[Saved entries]

◆ ◆ ◆ ◆ ◆

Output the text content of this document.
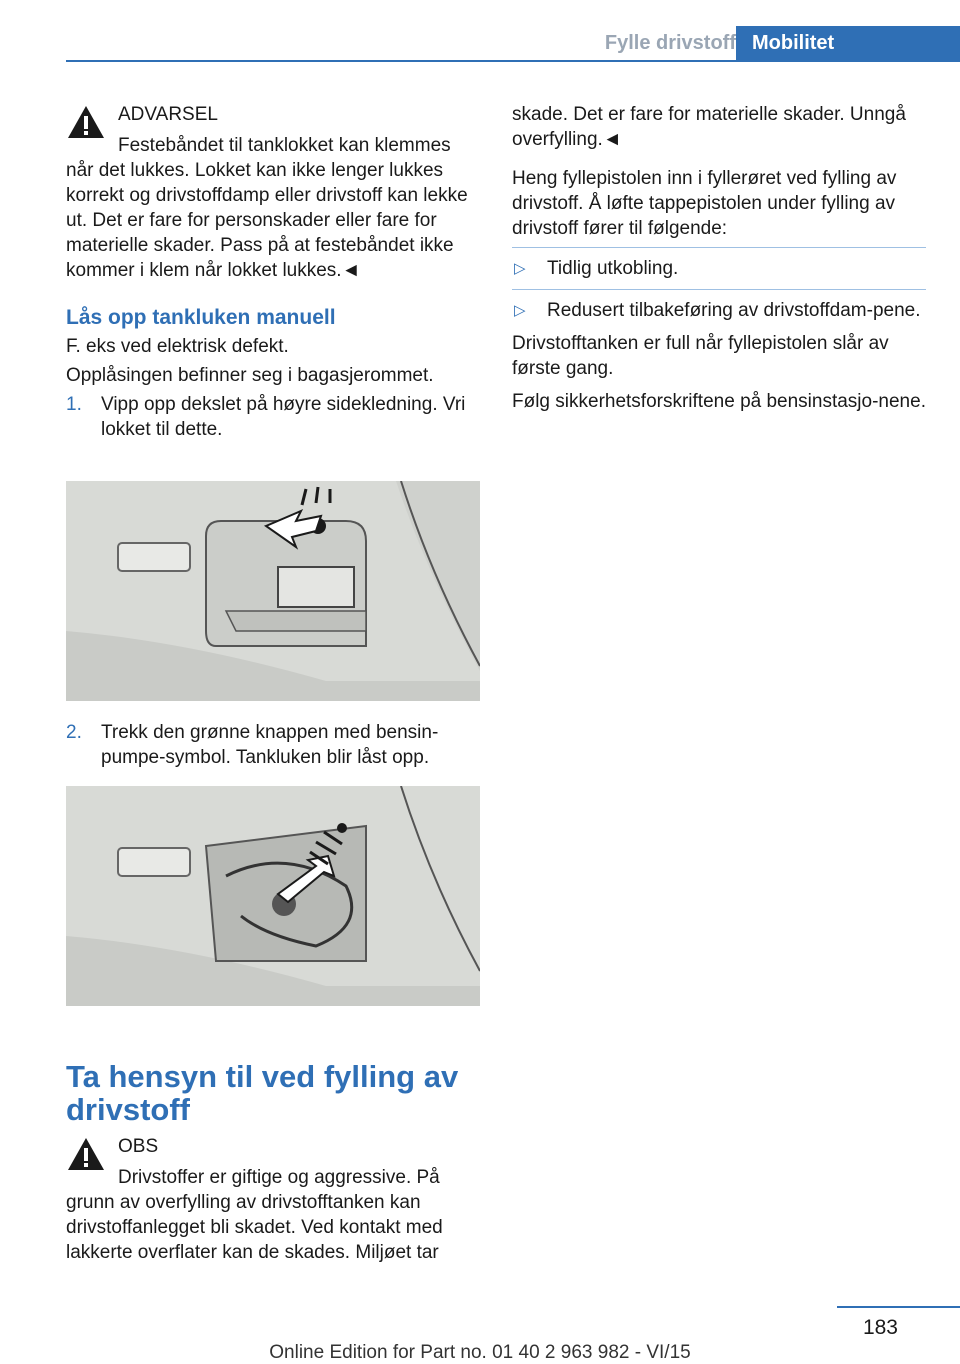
Fylle drivstoff Mobilitet
ADVARSEL

Festebåndet til tanklokket kan klemmes når det lukkes. Lokket kan ikke lenger lukkes korrekt og drivstoffdamp eller drivstoff kan lekke ut. Det er fare for personskader eller fare for materielle skader. Pass på at festebåndet ikke kommer i klem når lokket lukkes.◄

Lås opp tankluken manuell

F. eks ved elektrisk defekt.

Opplåsingen befinner seg i bagasjerommet.

1. Vipp opp dekslet på høyre sidekledning. Vri lokket til dette.
2. Trekk den grønne knappen med bensin-pumpe-symbol. Tankluken blir låst opp.
Ta hensyn til ved fylling av drivstoff
OBS

Drivstoffer er giftige og aggressive. På grunn av overfylling av drivstofftanken kan drivstoffanlegget bli skadet. Ved kontakt med lakkerte overflater kan de skades. Miljøet tar

skade. Det er fare for materielle skader. Unngå overfylling.◄

Heng fyllepistolen inn i fyllerøret ved fylling av drivstoff. Å løfte tappepistolen under fylling av drivstoff fører til følgende:

▷ Tidlig utkobling.
▷ Redusert tilbakeføring av drivstoffdam-pene.

Drivstofftanken er full når fyllepistolen slår av første gang.

Følg sikkerhetsforskriftene på bensinstasjo-nene.

183
Online Edition for Part no. 01 40 2 963 982 - VI/15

◆ ◆ ◆ ◆ ◆

*PROMPT*.
Return the material word for word. Pictures are not part of the copy.

*EXPECTED OUTPUT*.
Output the text content of this document.
Fylle drivstoff Mobilitet
ADVARSEL

Festebåndet til tanklokket kan klemmes når det lukkes. Lokket kan ikke lenger lukkes korrekt og drivstoffdamp eller drivstoff kan lekke ut. Det er fare for personskader eller fare for materielle skader. Pass på at festebåndet ikke kommer i klem når lokket lukkes.◄

Lås opp tankluken manuell

F. eks ved elektrisk defekt.

Opplåsingen befinner seg i bagasjerommet.

1. Vipp opp dekslet på høyre sidekledning. Vri lokket til dette.
2. Trekk den grønne knappen med bensin-pumpe-symbol. Tankluken blir låst opp.
Ta hensyn til ved fylling av drivstoff
OBS

Drivstoffer er giftige og aggressive. På grunn av overfylling av drivstofftanken kan drivstoffanlegget bli skadet. Ved kontakt med lakkerte overflater kan de skades. Miljøet tar

skade. Det er fare for materielle skader. Unngå overfylling.◄

Heng fyllepistolen inn i fyllerøret ved fylling av drivstoff. Å løfte tappepistolen under fylling av drivstoff fører til følgende:

▷ Tidlig utkobling.
▷ Redusert tilbakeføring av drivstoffdam-pene.

Drivstofftanken er full når fyllepistolen slår av første gang.

Følg sikkerhetsforskriftene på bensinstasjo-nene.

183
Online Edition for Part no. 01 40 2 963 982 - VI/15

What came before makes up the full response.